Source document ::
· · ·

Day 4 of the Lipstadt appeal

 

JUDGES enter at 10:30 a.m., and by 12:45 p.m. it is all over, as they retire to reach a judgment over the next few days or weeks -- at any rate before the end of term in late July, says my counsel Adrian Davies. Richard Rampton, Lipstadt's QC, dealt with Auschwitz, the holes controversy, and the Schlegelberger document, but did not make many telling points in our view.

Rampton makes heavy going of the "holes" controversy. He says that Prof. Van Pelt has been to Auschwitz many times, and that Crematorium II and Morgue 1 are in such a state of ruin that nothing can be found. The presence of the holes, he says, is attested to by the "eye witnesses" Tauber, Höss, Aumeier, Kula, and Broad. There are also drawings by Olère of the wire mesh columns going up to the holes in the roof and drawings by one Fakin. So "there are a lot of documents and eye witness evidence," even though the holes cannot now be seen. He then very wrongly adds that had we put in the Germar Rudolf affidavit in evidence, they would have submitted an immense Van Pelt report in rebuttal, to which is appended the evidence of two experts who have "found the holes."

I hiss to Adrian Davies that he must object to this illegal procedure, but Adrian does not move; afterwards he says the Court will pay no heed to any documents not formally put in evidence to them. May be. Pelt's two experts turn out of course to be the notorious Dr Keren and Dr Green (both with computer mathematics degrees, hardly the kind of experts this case needs).

Coming to the Schlegelberger Document, Rampton wheezes that this cannot be read in isolation. He fills in rather desperately the entire historical background to the document, beginning virtually with Adam & Eve and proceeding via the Goebbels diary entry to his breakfast this morning. He even brings in the "Reinhard camps," stating "they were as Mr Irving conceded at the trial mass extermination camps, using carbon monoxide instead of cyanide pellets." It is not debatable, he says, that Hitler did not know and authorize what Himmler was doing at that time. He even argues all over again that the document is dated July 17, 1941 (a misreading by Prof. Evans of the St.S. in front of Staatssekretär Freisler's name as "17.7.!" Of the document, Rampton says there is no direct evidence that Schlegelberger wrote it, it is undated, has no heading or signature, and is devoid of any internal evidence.

It is truly remarkable, the double standards that they apply to a key document like this, compared with the Holocaust evidence they rely so heavily on! Rampton then quotes rather desperately from two speeches I made in August 1988 (Toronto) and 1983 (Los Angeles) in which I referred to the document. "No reputable historian," he thunders, "would characterise it that way." Mr Irving was, he said, clutching at every straw to exonerate Hitler. Finally, Rampton argues that the document is not referring to Jews as a whole but only to the Mischlinge (the half- and quarter-Jews, whom it does not explicitly mention).

After all this, the presiding Judge, Lord Justice Pill -- who bears a startling resemblance to Lord Denning, though greater wisdom -- interrupts Rampton to point to a key passage in Mr Justice Gray's judgment. He purrs: "You have attempted (!) a comprehensive demolition, but Gray says 'I do not regard Irving's arguments as being without merit.'"

· · ·

Dataset extract ::
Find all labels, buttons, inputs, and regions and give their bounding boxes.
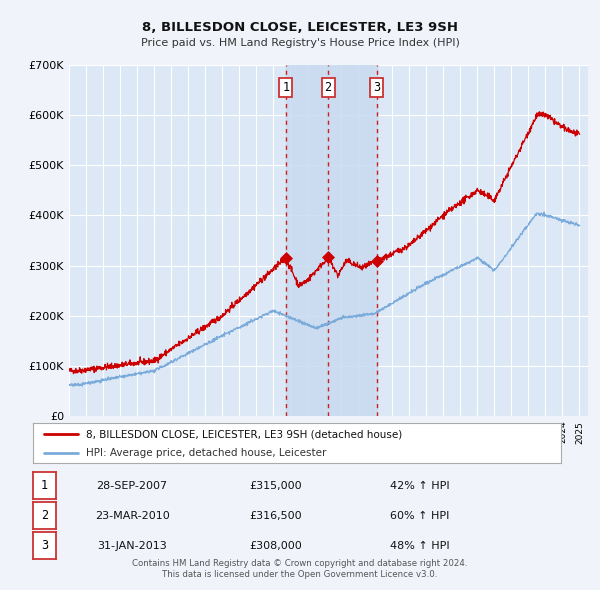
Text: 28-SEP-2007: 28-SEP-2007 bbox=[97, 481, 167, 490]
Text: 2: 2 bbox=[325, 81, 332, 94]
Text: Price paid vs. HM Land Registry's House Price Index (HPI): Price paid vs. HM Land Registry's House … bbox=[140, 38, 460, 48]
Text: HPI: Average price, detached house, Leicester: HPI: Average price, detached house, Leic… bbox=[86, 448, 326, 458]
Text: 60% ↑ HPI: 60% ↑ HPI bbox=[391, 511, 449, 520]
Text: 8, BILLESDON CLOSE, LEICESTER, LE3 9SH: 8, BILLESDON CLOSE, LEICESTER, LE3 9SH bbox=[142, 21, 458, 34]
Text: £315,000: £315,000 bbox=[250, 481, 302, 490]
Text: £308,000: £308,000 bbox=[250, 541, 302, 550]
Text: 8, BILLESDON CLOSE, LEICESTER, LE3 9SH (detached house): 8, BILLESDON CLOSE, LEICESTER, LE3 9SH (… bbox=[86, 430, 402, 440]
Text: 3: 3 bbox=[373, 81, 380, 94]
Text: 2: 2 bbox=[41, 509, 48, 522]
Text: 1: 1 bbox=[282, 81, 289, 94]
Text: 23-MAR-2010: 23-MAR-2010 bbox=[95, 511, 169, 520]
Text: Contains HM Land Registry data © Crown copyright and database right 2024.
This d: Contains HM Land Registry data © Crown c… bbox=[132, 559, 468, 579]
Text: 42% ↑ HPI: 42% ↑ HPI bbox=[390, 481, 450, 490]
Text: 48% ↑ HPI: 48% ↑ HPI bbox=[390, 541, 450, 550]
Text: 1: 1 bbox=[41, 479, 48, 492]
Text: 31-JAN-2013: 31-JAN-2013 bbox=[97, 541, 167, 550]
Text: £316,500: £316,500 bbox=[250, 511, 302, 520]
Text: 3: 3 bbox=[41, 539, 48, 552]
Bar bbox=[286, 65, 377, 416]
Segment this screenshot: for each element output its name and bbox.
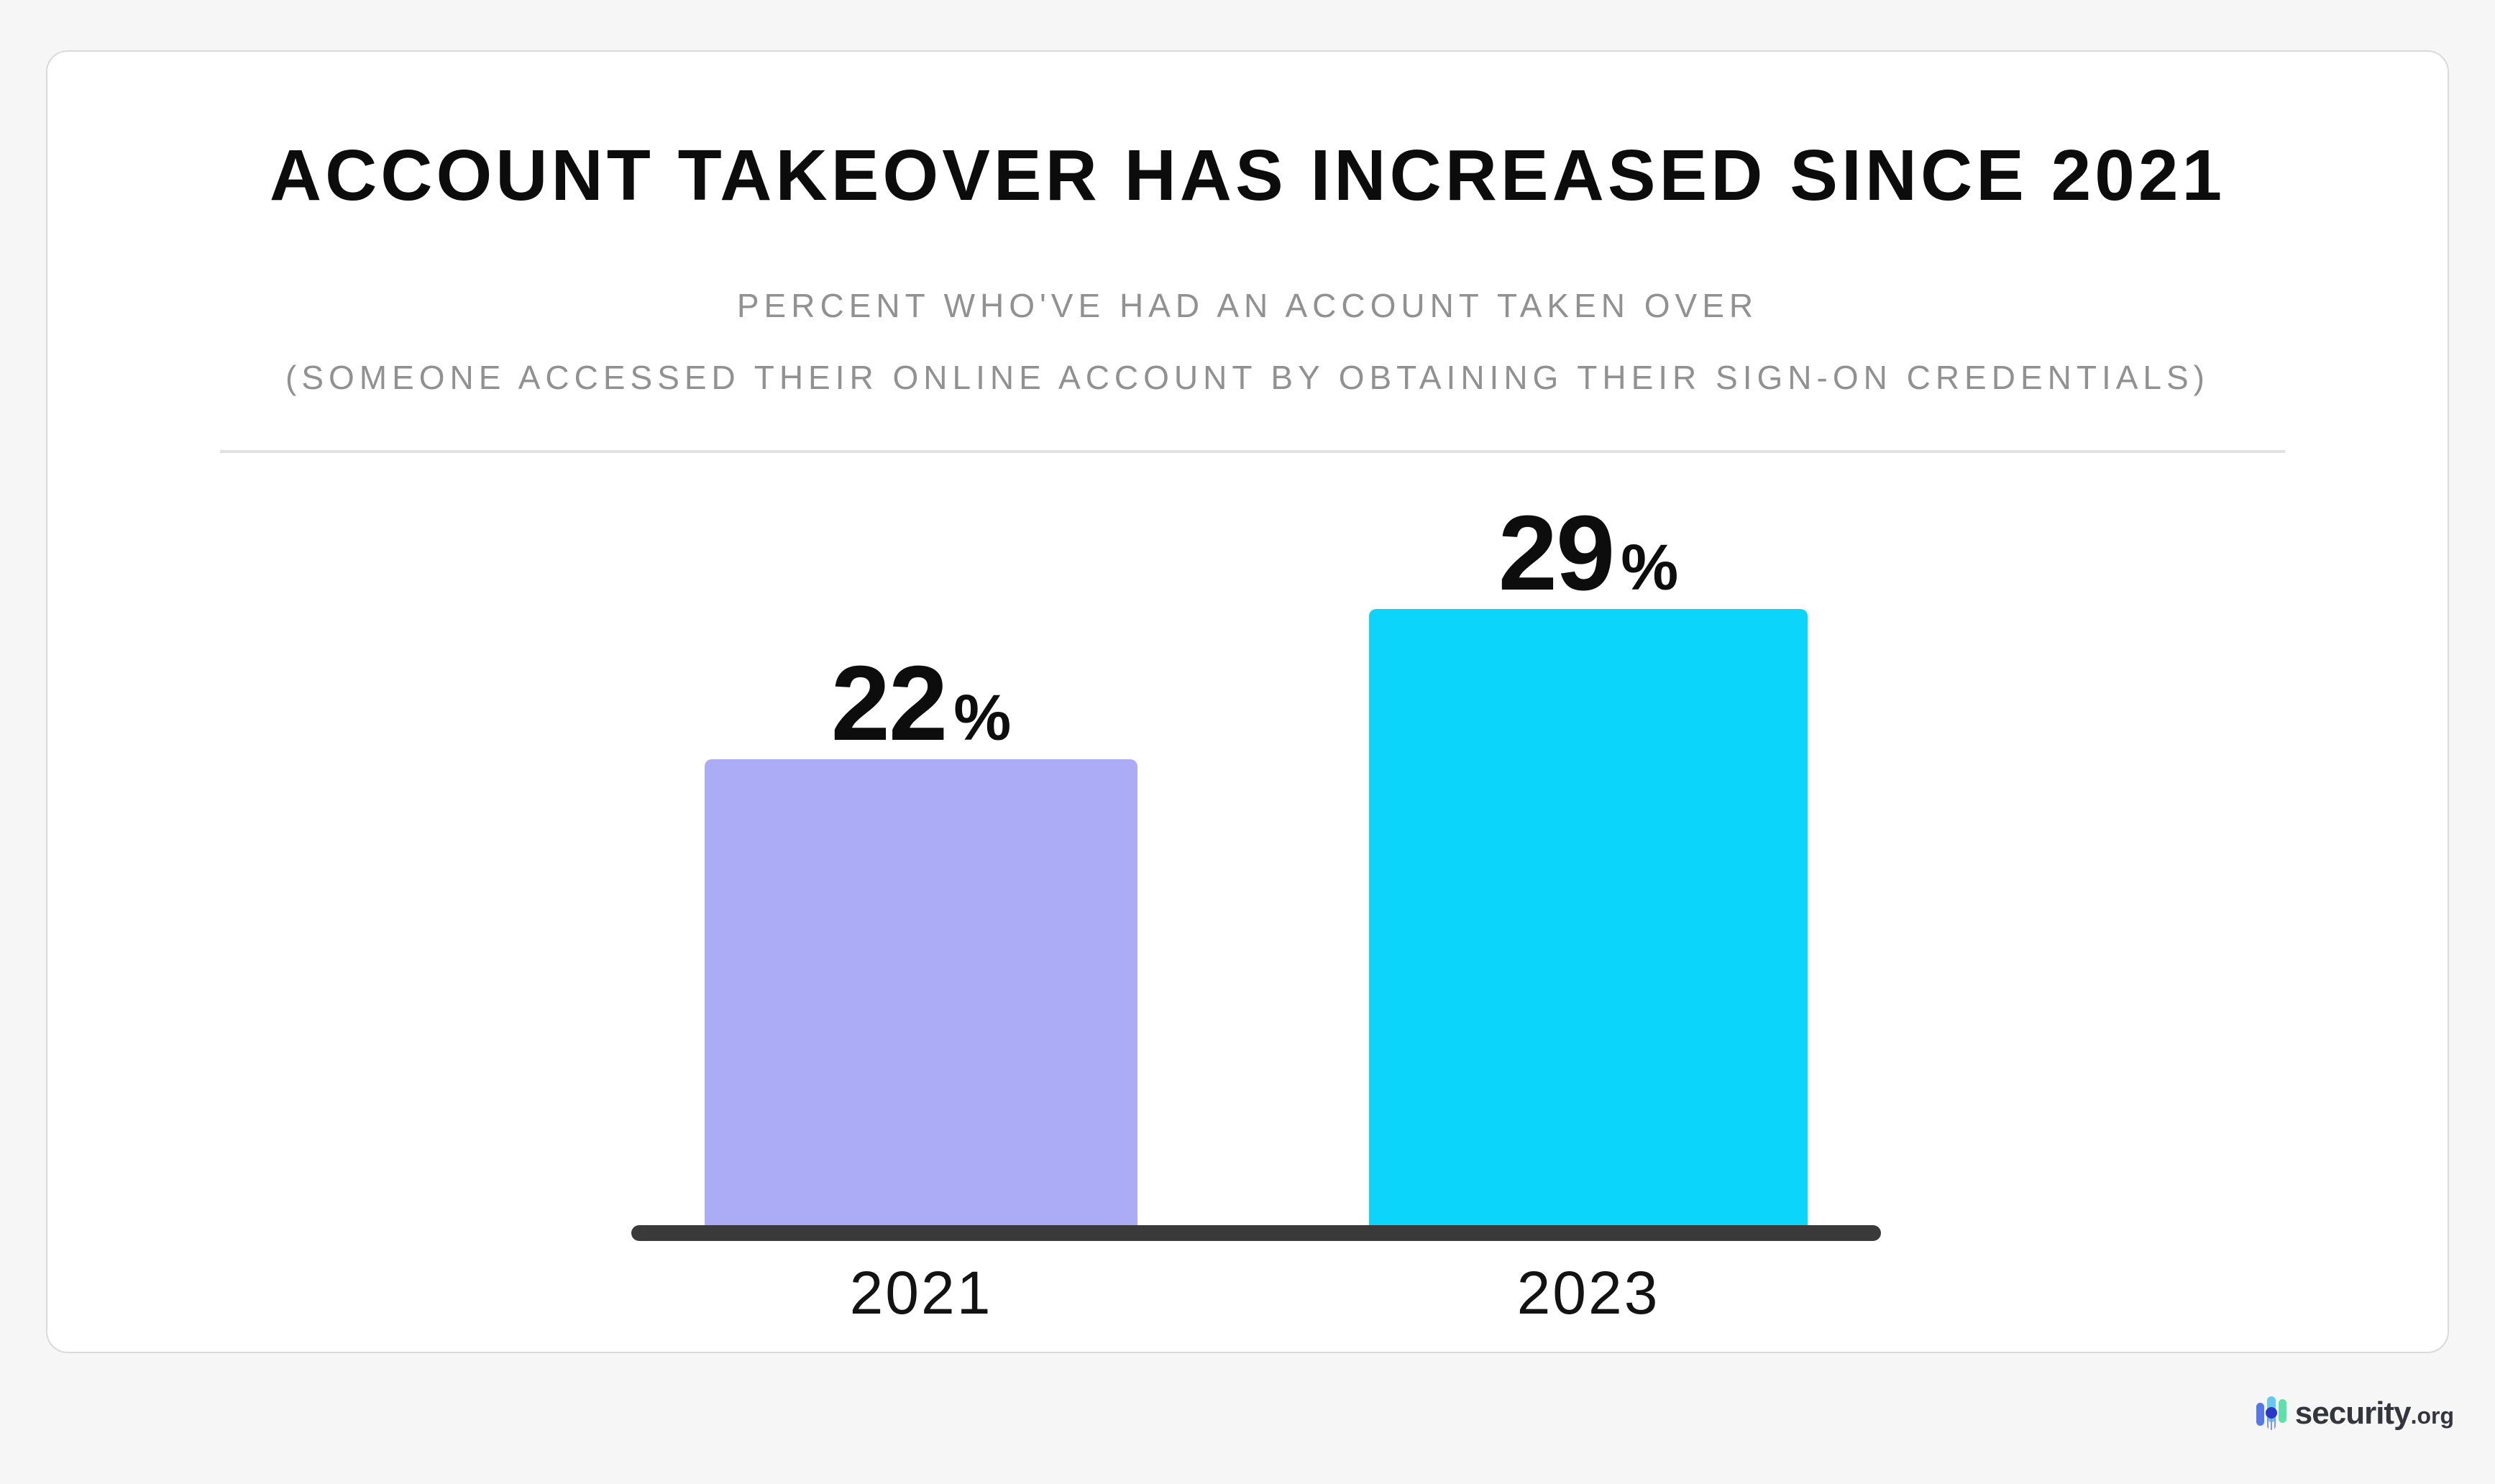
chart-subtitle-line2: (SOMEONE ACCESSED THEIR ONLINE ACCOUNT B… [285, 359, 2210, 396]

· · ·

What is asked ::
(A) Please put the lines of the entries into a numbered list, from the line containing "Text: 28-SEP-2007: 28-SEP-2007" through the last line of the entries, both ends included. Skip blank lines and leave out the pictures.
(B) Write what follows the account of the fourth day of the Lipstadt appeal, starting after its final sentence.

Answers for this exercise ::
(A)
1. Text: 28-SEP-2007: 28-SEP-2007 bbox=[97, 481, 167, 490]
2. Text: 2: 2 bbox=[325, 81, 332, 94]
3. Text: Price paid vs. HM Land Registry's House Price Index (HPI): Price paid vs. HM Land Registry's House … bbox=[140, 38, 460, 48]
4. Text: HPI: Average price, detached house, Leicester: HPI: Average price, detached house, Leic… bbox=[86, 448, 326, 458]
5. Text: 60% ↑ HPI: 60% ↑ HPI bbox=[391, 511, 449, 520]
6. Text: 8, BILLESDON CLOSE, LEICESTER, LE3 9SH: 8, BILLESDON CLOSE, LEICESTER, LE3 9SH bbox=[142, 21, 458, 34]
7. Text: £315,000: £315,000 bbox=[250, 481, 302, 490]
8. Text: £308,000: £308,000 bbox=[250, 541, 302, 550]
9. Text: 8, BILLESDON CLOSE, LEICESTER, LE3 9SH (detached house): 8, BILLESDON CLOSE, LEICESTER, LE3 9SH (… bbox=[86, 430, 402, 440]
10. Text: 3: 3 bbox=[373, 81, 380, 94]
11. Text: 2: 2 bbox=[41, 509, 48, 522]
12. Text: 1: 1 bbox=[282, 81, 289, 94]
13. Text: 23-MAR-2010: 23-MAR-2010 bbox=[95, 511, 169, 520]
14. Text: Contains HM Land Registry data © Crown copyright and database right 2024.
15. This d: Contains HM Land Registry data © Crown c… bbox=[132, 559, 468, 579]
16. Text: 42% ↑ HPI: 42% ↑ HPI bbox=[390, 481, 450, 490]
17. Text: 48% ↑ HPI: 48% ↑ HPI bbox=[390, 541, 450, 550]
18. Text: 1: 1 bbox=[41, 479, 48, 492]
19. Text: 31-JAN-2013: 31-JAN-2013 bbox=[97, 541, 167, 550]
20. Text: £316,500: £316,500 bbox=[250, 511, 302, 520]
21. Text: 3: 3 bbox=[41, 539, 48, 552]
22. Bar bbox=[286, 65, 377, 416]
23. Segment this screenshot: for each element output its name and bbox.
24. chart-subtitle-line2: (SOMEONE ACCESSED THEIR ONLINE ACCOUNT B… [285, 359, 2210, 396]

(B)
But then, it is pointed out, Gray (right) went on to say that Mr. Irving considers in Hitler's War that this document was "incontrovertible evidence." (When Adrian Davies speaks, later in the morning, he knocks that for six: he points out that his client Mr Irving has conducted a digital word search of the entire trial transcripts, and that phrase is not used once by Mr. Irving or anybody else about the Schlegelberger document. Wow!)

Rampton reads out a passage in which I have called it "highly significant."

Pill admonishes him, "In ordinary English, 'highly significant' is not the same as 'incontrovertible evidence.'" With Rampton growing more frantic, while I light whole festivals of candles in my heart, Rampton scours the documents and comes up with my calling the document in other statements, speeches etc., "a most compelling document," and "proof of Hitler's innocence." He summarizes: I have imbued it with a significance which it does not have, and I have ignored the historical context.

"I'll be quite frank," he huffs. "We never regarded the Schlegelberger document issues as being significant by comparison with Mr Irving's other falsifications. The Schlegelberger issues was not the most telling." Thus, with his tail between his legs, he abandons that particular battlefield and we have clearly won. But he still whinges, "to pick one brick out of a wall, relatively insignificant, makes no impression on the wall as a whole. Because he is profoundly antisemitic, Mr Irving is at pains to exonerate Hitler from what the Nazis did to the Jews. Indeed, from 1988 onwards Mr Irving denies that anything much did happen to the Jews."

This is of course monstrous, but the judges will see through that distortion of the evidence by Rampton. They have my books in front of them.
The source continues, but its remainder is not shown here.